-- Task prompt --
Work through the material below line by line and say how many lines include the word "Daily". Only the number, please.

-- Input records --
###
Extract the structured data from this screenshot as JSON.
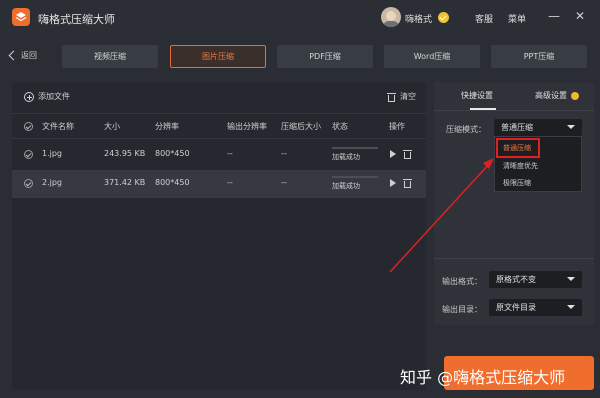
{
  "app": {
    "title": "嗨格式压缩大师",
    "username": "嗨格式",
    "service": "客服",
    "menu": "菜单"
  },
  "nav": {
    "back": "返回",
    "tabs": [
      "视频压缩",
      "图片压缩",
      "PDF压缩",
      "Word压缩",
      "PPT压缩"
    ],
    "active_tab": "图片压缩"
  },
  "toolbar": {
    "add_file": "添加文件",
    "clear": "清空"
  },
  "table": {
    "headers": [
      "文件名称",
      "大小",
      "分辨率",
      "输出分辨率",
      "压缩后大小",
      "状态",
      "操作"
    ],
    "rows": [
      {
        "name": "1.jpg",
        "size": "243.95 KB",
        "resolution": "800*450",
        "out_resolution": "--",
        "out_size": "--",
        "status": "加载成功"
      },
      {
        "name": "2.jpg",
        "size": "371.42 KB",
        "resolution": "800*450",
        "out_resolution": "--",
        "out_size": "--",
        "status": "加载成功"
      }
    ]
  },
  "settings": {
    "tabs": [
      "快捷设置",
      "高级设置"
    ],
    "mode_label": "压缩模式：",
    "mode_value": "普通压缩",
    "mode_options": [
      "普通压缩",
      "清晰度优先",
      "极限压缩"
    ],
    "format_label": "输出格式：",
    "format_value": "原格式不变",
    "dir_label": "输出目录：",
    "dir_value": "原文件目录"
  },
  "watermark": "知乎 @嗨格式压缩大师",
  "colors": {
    "accent": "#ef6d2d",
    "highlight_box": "#e02020",
    "arrow": "#e02020"
  }
}
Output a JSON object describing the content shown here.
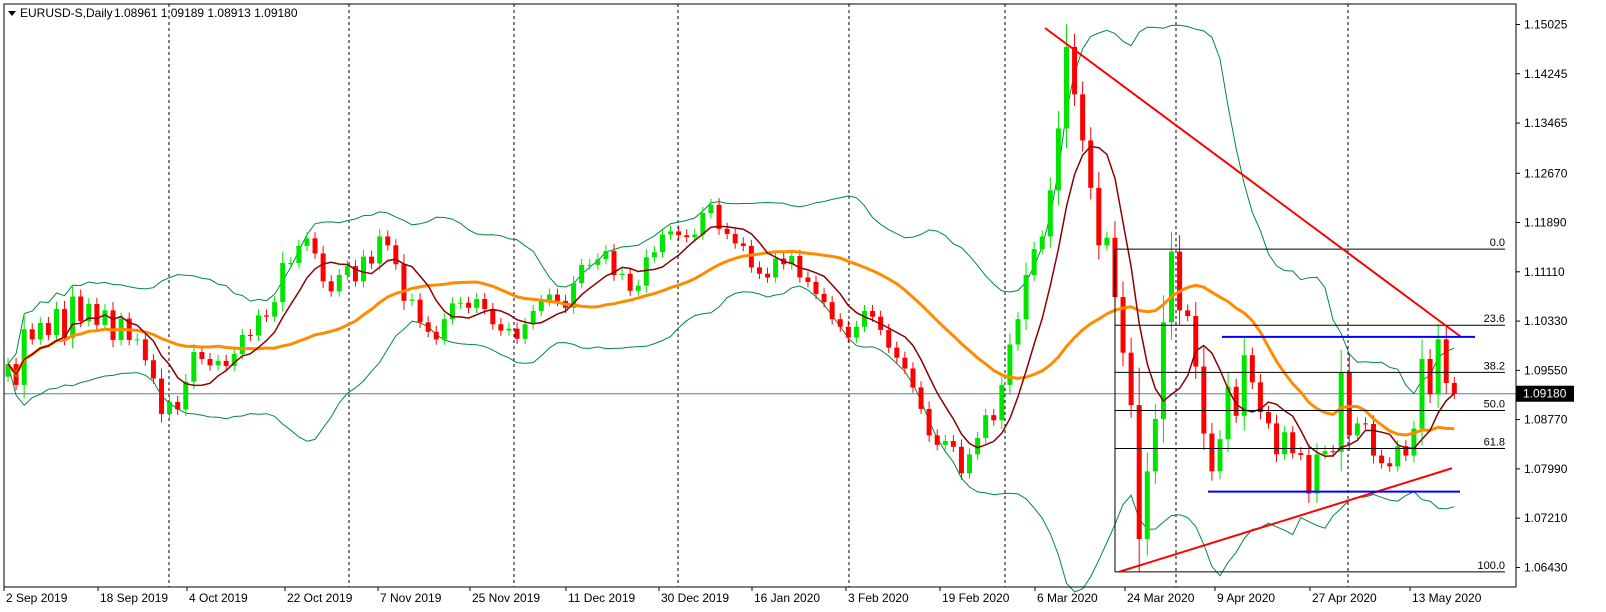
{
  "header": {
    "symbol": "EURUSD-S,Daily",
    "ohlc": "1.08961 1.09189 1.08913 1.09180"
  },
  "colors": {
    "background": "#ffffff",
    "bull": "#00e400",
    "bear": "#ff0000",
    "ma_fast": "#8b0000",
    "ma_slow": "#ff8c00",
    "bollinger": "#008a3e",
    "trendline": "#ff0000",
    "range_lines": "#0000ff",
    "fib_lines": "#000000",
    "price_line": "#4682b4",
    "current_price_bg": "#000000"
  },
  "chart_data": {
    "type": "candlestick",
    "symbol": "EURUSD-S",
    "timeframe": "Daily",
    "ylim": [
      1.0612,
      1.1535
    ],
    "y_ticks": [
      "1.15025",
      "1.14245",
      "1.13465",
      "1.12670",
      "1.11890",
      "1.11110",
      "1.10330",
      "1.09550",
      "1.08770",
      "1.07990",
      "1.07210",
      "1.06430"
    ],
    "x_ticks": [
      "2 Sep 2019",
      "18 Sep 2019",
      "4 Oct 2019",
      "22 Oct 2019",
      "7 Nov 2019",
      "25 Nov 2019",
      "11 Dec 2019",
      "30 Dec 2019",
      "16 Jan 2020",
      "3 Feb 2020",
      "19 Feb 2020",
      "6 Mar 2020",
      "24 Mar 2020",
      "9 Apr 2020",
      "27 Apr 2020",
      "13 May 2020"
    ],
    "current_price": "1.09180",
    "closes": [
      1.0965,
      1.0932,
      1.102,
      1.1004,
      1.103,
      1.1011,
      1.1052,
      1.1006,
      1.1072,
      1.1033,
      1.106,
      1.1027,
      1.105,
      1.1003,
      1.1037,
      1.1003,
      1.1004,
      1.0971,
      1.0942,
      1.0886,
      1.0905,
      1.0893,
      1.0937,
      1.0984,
      1.0973,
      1.0963,
      1.097,
      1.0962,
      1.0981,
      1.1011,
      1.101,
      1.1042,
      1.104,
      1.1063,
      1.1125,
      1.1125,
      1.1152,
      1.1164,
      1.114,
      1.1096,
      1.108,
      1.1106,
      1.112,
      1.1096,
      1.1135,
      1.1124,
      1.1167,
      1.1153,
      1.1123,
      1.1065,
      1.1067,
      1.1031,
      1.1016,
      1.1004,
      1.1036,
      1.1061,
      1.1062,
      1.1054,
      1.1068,
      1.1052,
      1.1028,
      1.1018,
      1.1021,
      1.1005,
      1.1028,
      1.1049,
      1.1065,
      1.1075,
      1.1065,
      1.1054,
      1.1093,
      1.1122,
      1.1122,
      1.1131,
      1.1144,
      1.1106,
      1.1108,
      1.1081,
      1.1089,
      1.1134,
      1.1142,
      1.117,
      1.1175,
      1.1169,
      1.1166,
      1.117,
      1.1204,
      1.1217,
      1.1179,
      1.1171,
      1.1156,
      1.1152,
      1.1118,
      1.1108,
      1.1102,
      1.1132,
      1.1123,
      1.1136,
      1.1102,
      1.1095,
      1.1076,
      1.1063,
      1.1036,
      1.1024,
      1.1007,
      1.1024,
      1.1049,
      1.104,
      1.1019,
      1.0991,
      1.0975,
      1.0958,
      1.0928,
      1.0894,
      1.0852,
      1.0837,
      1.0843,
      1.0834,
      1.0792,
      1.0822,
      1.0848,
      1.0884,
      1.0876,
      1.0932,
      1.0996,
      1.1036,
      1.1106,
      1.1147,
      1.1167,
      1.124,
      1.1338,
      1.1467,
      1.1392,
      1.1319,
      1.1244,
      1.1153,
      1.1165,
      1.1071,
      1.0983,
      1.09,
      1.0688,
      1.0795,
      1.0878,
      1.1031,
      1.1143,
      1.105,
      1.1041,
      1.0961,
      1.0855,
      1.0795,
      1.0846,
      1.0929,
      1.0883,
      1.0979,
      1.0936,
      1.0889,
      1.0871,
      1.0822,
      1.0857,
      1.0824,
      1.0821,
      1.076,
      1.0822,
      1.0827,
      1.0826,
      1.0952,
      1.0852,
      1.0871,
      1.087,
      1.082,
      1.0808,
      1.0803,
      1.0835,
      1.082,
      1.0863,
      1.0973,
      1.0917,
      1.1004,
      1.0935,
      1.0918
    ],
    "fibonacci": {
      "levels": [
        "0.0",
        "23.6",
        "38.2",
        "50.0",
        "61.8",
        "100.0"
      ],
      "high": 1.1147,
      "low": 1.0636
    },
    "indicators": [
      "Moving average (fast)",
      "Moving average (slow)",
      "Bollinger Bands"
    ],
    "drawings": [
      "Trendline from 1.1497 (6 Mar 2020) to 1.1008 (19 May 2020)",
      "Trendline from 1.0636 (23 Mar 2020) to 1.0800 (18 May 2020)",
      "Horizontal range 1.1008 – 1.0763"
    ]
  }
}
###
-- Response to the task --
2